═══ Listed records ═══
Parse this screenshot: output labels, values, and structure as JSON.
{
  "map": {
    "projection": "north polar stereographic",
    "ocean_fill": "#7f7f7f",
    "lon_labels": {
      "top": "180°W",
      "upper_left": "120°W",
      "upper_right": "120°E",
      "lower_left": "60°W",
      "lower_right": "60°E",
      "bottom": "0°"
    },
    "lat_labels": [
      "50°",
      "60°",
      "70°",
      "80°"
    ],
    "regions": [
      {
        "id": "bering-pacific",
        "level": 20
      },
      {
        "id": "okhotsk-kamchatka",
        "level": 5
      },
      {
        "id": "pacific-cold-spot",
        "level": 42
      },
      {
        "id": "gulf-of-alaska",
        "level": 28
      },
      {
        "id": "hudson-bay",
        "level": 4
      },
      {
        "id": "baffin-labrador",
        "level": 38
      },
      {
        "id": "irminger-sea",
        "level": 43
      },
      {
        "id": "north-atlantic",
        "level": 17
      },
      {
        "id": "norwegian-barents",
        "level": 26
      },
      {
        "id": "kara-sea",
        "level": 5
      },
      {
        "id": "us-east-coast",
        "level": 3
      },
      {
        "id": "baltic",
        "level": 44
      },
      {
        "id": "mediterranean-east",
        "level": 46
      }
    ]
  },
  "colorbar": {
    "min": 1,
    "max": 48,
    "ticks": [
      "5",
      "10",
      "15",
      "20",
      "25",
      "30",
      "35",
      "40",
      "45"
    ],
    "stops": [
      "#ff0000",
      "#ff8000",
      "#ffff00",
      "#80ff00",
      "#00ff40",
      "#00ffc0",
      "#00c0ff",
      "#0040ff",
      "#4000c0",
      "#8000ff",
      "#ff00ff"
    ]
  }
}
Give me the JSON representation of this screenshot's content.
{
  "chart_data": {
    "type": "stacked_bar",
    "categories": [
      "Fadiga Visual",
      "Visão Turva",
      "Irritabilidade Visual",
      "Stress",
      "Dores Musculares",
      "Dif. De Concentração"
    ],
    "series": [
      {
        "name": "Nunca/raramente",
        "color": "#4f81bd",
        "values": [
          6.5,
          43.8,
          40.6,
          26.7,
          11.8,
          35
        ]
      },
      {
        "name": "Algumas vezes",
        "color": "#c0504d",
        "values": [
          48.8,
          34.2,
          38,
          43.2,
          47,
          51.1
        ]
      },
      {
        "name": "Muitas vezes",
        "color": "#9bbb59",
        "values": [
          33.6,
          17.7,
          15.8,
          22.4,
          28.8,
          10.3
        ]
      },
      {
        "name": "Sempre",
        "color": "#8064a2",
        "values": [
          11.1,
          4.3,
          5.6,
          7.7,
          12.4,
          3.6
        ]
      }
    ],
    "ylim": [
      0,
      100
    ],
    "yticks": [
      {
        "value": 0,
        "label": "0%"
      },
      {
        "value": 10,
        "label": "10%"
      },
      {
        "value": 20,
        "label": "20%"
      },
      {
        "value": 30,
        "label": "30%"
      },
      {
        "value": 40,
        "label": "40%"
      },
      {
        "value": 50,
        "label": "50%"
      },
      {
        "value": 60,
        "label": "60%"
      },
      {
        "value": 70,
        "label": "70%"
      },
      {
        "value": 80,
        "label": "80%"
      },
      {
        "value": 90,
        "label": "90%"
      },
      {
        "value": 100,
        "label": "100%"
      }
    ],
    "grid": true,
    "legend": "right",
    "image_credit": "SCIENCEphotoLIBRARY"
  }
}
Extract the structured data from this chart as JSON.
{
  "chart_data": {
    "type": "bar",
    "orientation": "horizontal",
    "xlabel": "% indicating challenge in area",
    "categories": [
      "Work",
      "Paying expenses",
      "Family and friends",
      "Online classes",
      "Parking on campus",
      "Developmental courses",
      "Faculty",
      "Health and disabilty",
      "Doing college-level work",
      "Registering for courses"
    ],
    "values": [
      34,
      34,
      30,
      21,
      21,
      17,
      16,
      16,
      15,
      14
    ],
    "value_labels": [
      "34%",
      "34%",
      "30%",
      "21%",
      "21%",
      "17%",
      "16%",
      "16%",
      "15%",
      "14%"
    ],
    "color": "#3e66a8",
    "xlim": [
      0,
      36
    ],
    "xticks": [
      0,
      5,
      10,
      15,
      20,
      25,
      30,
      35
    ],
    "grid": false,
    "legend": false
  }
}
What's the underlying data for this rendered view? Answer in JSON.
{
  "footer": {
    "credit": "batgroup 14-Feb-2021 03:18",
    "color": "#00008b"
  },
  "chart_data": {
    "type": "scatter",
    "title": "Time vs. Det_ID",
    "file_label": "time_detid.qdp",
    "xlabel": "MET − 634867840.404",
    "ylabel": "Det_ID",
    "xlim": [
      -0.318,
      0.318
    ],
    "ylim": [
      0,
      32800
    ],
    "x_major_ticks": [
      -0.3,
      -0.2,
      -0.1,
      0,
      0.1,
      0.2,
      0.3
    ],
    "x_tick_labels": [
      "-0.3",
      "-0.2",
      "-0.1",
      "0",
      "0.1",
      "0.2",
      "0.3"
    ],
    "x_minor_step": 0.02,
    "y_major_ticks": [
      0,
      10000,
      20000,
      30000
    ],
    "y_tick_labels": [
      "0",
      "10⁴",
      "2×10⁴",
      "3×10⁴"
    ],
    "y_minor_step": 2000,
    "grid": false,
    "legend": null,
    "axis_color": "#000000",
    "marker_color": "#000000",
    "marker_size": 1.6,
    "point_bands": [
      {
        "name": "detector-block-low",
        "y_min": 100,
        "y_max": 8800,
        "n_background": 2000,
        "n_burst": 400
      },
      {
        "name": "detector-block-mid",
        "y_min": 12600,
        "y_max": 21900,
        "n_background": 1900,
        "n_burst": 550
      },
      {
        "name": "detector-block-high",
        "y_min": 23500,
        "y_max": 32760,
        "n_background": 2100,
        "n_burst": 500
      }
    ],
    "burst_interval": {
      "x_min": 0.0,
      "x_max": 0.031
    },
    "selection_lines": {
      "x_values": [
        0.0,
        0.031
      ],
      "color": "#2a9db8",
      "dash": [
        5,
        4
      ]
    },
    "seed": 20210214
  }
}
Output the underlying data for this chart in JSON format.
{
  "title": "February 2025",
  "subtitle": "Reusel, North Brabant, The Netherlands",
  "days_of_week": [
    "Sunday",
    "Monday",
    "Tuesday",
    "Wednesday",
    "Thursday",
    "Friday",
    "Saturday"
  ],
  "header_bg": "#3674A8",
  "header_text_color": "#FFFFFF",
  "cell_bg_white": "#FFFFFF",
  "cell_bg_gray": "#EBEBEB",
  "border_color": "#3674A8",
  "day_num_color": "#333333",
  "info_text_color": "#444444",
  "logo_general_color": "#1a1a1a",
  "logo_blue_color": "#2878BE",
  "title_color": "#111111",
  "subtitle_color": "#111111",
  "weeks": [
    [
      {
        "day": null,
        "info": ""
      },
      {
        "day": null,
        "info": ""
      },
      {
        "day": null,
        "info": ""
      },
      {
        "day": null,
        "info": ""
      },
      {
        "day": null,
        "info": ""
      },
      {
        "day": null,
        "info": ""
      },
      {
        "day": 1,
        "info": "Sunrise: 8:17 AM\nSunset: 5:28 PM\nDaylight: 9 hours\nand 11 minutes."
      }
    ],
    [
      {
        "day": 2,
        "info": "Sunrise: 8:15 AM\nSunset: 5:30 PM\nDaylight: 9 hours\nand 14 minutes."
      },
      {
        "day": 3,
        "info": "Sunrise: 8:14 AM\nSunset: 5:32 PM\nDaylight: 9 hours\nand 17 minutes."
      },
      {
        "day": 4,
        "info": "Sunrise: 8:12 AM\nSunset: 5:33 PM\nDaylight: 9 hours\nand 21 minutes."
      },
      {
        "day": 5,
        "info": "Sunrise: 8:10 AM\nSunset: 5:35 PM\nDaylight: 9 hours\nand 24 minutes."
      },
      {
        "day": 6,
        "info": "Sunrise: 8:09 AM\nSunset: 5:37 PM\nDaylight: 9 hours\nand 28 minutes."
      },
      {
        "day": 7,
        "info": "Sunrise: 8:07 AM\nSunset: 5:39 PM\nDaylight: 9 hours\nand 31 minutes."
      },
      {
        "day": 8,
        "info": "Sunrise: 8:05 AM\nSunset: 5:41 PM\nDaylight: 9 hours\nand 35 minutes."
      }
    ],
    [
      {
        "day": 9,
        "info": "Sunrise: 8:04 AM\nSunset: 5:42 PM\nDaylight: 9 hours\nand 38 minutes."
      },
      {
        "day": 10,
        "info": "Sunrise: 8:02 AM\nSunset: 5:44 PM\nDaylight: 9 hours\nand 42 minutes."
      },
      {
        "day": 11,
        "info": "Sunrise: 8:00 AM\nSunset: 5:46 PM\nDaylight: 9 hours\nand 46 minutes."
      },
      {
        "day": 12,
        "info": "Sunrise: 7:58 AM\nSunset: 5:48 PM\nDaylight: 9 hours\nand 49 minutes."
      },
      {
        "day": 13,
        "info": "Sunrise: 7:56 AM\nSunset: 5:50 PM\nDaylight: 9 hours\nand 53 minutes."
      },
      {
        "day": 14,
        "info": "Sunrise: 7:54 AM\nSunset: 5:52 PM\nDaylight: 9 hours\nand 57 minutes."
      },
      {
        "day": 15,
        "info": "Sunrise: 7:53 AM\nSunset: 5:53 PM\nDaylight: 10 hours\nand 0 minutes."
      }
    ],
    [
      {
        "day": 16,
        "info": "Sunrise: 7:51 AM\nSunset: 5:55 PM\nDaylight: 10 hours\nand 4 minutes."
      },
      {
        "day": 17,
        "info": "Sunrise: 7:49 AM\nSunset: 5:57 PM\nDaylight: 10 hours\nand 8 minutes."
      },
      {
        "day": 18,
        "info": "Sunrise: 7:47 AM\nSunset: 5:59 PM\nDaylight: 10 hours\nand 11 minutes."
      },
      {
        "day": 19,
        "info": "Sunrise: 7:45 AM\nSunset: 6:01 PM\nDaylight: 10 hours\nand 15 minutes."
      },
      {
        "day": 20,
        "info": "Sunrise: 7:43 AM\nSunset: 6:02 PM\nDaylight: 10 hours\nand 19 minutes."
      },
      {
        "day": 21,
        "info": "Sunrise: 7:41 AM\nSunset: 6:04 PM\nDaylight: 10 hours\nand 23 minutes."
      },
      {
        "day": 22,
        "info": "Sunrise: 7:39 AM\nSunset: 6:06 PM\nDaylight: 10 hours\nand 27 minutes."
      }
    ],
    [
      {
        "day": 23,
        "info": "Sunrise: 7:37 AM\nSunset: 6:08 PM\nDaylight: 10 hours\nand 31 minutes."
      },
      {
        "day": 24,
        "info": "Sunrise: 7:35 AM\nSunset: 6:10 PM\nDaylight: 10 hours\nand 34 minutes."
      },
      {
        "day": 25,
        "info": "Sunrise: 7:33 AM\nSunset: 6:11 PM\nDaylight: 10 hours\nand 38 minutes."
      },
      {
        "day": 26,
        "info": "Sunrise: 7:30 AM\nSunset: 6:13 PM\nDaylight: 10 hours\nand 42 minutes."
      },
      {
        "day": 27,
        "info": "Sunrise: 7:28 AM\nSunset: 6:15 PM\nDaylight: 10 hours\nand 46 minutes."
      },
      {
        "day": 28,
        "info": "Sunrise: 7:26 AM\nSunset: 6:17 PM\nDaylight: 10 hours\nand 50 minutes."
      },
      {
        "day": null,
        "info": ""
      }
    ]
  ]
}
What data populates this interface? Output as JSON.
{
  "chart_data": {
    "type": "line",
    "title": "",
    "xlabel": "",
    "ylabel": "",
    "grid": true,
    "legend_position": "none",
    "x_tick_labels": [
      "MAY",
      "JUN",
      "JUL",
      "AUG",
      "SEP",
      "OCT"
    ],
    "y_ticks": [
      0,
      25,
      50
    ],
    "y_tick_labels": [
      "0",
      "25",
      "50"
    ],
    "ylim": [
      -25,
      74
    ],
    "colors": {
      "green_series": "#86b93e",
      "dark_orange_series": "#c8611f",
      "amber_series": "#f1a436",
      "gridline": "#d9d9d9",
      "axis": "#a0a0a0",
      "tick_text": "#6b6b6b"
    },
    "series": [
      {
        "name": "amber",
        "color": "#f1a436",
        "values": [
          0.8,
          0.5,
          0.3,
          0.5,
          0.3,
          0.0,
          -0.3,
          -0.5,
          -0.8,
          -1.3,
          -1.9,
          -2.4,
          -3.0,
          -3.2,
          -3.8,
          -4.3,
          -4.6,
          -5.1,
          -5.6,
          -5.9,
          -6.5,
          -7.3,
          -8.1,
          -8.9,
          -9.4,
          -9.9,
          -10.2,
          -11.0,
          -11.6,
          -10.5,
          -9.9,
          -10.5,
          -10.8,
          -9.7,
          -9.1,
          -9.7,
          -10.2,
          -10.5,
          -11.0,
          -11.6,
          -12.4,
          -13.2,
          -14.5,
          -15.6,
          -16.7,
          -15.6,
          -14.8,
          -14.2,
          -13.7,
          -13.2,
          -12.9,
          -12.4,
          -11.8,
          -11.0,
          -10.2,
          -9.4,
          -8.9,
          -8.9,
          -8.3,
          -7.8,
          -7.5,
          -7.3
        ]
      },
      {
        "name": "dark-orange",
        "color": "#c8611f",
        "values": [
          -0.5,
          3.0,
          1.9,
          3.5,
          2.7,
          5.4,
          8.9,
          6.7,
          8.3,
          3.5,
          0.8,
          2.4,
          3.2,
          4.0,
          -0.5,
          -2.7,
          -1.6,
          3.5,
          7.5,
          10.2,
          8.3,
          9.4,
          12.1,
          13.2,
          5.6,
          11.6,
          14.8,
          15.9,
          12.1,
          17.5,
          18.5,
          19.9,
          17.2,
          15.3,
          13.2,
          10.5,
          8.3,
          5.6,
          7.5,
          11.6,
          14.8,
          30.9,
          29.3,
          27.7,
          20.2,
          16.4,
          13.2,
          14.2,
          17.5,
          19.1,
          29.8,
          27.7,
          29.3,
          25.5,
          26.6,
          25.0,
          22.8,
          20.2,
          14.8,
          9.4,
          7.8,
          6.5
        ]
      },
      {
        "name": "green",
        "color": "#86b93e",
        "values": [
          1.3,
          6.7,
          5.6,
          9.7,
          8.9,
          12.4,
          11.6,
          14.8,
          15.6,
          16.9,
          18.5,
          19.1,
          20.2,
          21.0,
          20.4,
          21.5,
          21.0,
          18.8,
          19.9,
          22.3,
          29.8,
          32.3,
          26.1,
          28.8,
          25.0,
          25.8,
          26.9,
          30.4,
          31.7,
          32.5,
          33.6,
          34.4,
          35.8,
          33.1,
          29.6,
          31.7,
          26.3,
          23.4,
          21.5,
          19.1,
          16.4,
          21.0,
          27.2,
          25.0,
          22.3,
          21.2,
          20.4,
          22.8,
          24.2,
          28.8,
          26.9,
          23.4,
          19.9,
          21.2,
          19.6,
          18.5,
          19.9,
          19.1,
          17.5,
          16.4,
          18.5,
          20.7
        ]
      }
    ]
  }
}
═══
■ **What is needed**
Find every line that includes the string "type". Report how many there are and nothing else.

■ **Solution for this exercise**
4